• _Goal of the exercise_: From the entries below, say how many lines carry the word "Gewinnung", and give nothing but the number.
===
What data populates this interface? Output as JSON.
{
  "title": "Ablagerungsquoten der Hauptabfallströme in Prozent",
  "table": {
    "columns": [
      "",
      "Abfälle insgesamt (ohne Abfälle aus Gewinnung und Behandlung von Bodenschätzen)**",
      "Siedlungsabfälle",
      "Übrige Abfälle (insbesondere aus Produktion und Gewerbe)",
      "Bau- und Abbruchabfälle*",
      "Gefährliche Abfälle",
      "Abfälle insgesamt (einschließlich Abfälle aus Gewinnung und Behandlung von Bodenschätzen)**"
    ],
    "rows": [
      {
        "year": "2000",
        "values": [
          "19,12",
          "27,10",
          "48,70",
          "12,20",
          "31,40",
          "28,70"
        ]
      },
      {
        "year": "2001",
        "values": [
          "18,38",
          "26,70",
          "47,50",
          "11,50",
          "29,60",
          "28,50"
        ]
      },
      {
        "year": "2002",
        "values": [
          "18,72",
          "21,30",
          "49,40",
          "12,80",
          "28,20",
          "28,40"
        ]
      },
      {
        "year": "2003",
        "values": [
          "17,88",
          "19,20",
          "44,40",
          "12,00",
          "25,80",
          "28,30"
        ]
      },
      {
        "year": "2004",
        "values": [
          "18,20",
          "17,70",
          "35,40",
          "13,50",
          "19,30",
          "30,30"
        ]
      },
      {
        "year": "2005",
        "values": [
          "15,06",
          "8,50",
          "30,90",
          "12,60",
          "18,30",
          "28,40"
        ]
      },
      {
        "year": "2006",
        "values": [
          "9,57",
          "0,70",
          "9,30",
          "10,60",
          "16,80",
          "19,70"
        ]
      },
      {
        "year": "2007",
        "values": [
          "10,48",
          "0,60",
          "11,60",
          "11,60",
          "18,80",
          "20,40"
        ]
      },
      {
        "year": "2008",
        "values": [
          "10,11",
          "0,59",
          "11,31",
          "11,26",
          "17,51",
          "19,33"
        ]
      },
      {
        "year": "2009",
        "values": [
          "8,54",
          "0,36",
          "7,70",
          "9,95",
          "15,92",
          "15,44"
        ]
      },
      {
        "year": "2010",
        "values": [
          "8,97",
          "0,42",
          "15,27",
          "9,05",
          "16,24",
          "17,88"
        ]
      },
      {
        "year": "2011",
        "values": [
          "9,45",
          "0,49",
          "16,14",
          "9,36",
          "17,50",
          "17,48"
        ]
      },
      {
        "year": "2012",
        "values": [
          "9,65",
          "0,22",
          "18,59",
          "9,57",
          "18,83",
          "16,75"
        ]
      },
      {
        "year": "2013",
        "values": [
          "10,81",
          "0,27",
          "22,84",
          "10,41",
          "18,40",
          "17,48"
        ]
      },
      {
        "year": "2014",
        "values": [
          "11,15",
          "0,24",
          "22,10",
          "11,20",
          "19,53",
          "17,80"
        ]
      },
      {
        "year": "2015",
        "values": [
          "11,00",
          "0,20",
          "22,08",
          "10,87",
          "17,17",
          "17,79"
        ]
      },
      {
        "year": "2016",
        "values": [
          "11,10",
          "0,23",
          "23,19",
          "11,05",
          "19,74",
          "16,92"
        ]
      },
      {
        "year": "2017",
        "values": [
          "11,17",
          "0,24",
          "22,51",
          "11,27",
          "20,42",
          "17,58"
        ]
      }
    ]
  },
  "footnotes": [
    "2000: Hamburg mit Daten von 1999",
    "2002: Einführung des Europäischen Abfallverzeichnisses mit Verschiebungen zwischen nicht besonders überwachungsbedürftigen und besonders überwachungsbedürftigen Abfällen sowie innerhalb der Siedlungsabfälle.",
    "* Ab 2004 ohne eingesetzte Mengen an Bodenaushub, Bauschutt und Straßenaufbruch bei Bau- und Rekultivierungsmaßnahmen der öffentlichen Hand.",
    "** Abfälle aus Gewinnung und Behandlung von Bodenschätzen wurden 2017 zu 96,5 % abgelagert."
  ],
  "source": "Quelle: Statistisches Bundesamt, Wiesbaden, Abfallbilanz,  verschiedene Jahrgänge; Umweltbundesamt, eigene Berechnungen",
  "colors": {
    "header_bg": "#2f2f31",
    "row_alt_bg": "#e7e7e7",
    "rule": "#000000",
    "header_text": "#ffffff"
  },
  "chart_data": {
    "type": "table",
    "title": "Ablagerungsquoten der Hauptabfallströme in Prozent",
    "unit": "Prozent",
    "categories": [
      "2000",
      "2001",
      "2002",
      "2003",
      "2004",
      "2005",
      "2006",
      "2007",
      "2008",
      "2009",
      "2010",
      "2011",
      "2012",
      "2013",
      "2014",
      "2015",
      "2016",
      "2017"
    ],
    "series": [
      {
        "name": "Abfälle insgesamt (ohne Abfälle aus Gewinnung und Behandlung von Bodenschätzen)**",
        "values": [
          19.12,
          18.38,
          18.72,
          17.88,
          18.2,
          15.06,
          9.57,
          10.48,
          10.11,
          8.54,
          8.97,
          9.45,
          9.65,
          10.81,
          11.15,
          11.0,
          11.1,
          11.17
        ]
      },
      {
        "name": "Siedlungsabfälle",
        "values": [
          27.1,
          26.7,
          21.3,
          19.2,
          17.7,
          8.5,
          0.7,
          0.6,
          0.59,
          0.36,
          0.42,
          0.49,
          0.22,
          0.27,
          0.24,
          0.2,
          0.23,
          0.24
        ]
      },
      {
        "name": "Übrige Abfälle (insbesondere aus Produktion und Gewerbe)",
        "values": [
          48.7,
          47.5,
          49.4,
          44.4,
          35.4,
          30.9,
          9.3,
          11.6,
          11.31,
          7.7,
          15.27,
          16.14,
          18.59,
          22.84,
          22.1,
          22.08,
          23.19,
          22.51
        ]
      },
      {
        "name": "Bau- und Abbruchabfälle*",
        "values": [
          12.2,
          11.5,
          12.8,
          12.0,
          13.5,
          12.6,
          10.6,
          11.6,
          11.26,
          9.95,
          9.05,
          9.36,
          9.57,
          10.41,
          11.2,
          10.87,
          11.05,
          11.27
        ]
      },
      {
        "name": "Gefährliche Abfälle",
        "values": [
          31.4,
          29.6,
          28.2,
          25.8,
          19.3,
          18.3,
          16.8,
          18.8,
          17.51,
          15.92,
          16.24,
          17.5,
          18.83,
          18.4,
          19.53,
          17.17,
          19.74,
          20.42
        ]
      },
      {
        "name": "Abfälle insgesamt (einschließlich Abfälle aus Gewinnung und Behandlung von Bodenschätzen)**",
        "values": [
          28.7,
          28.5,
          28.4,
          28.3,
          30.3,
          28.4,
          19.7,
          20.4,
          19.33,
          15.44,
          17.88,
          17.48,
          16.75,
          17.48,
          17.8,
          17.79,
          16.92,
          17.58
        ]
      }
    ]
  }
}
===
• _Answer in full_: 5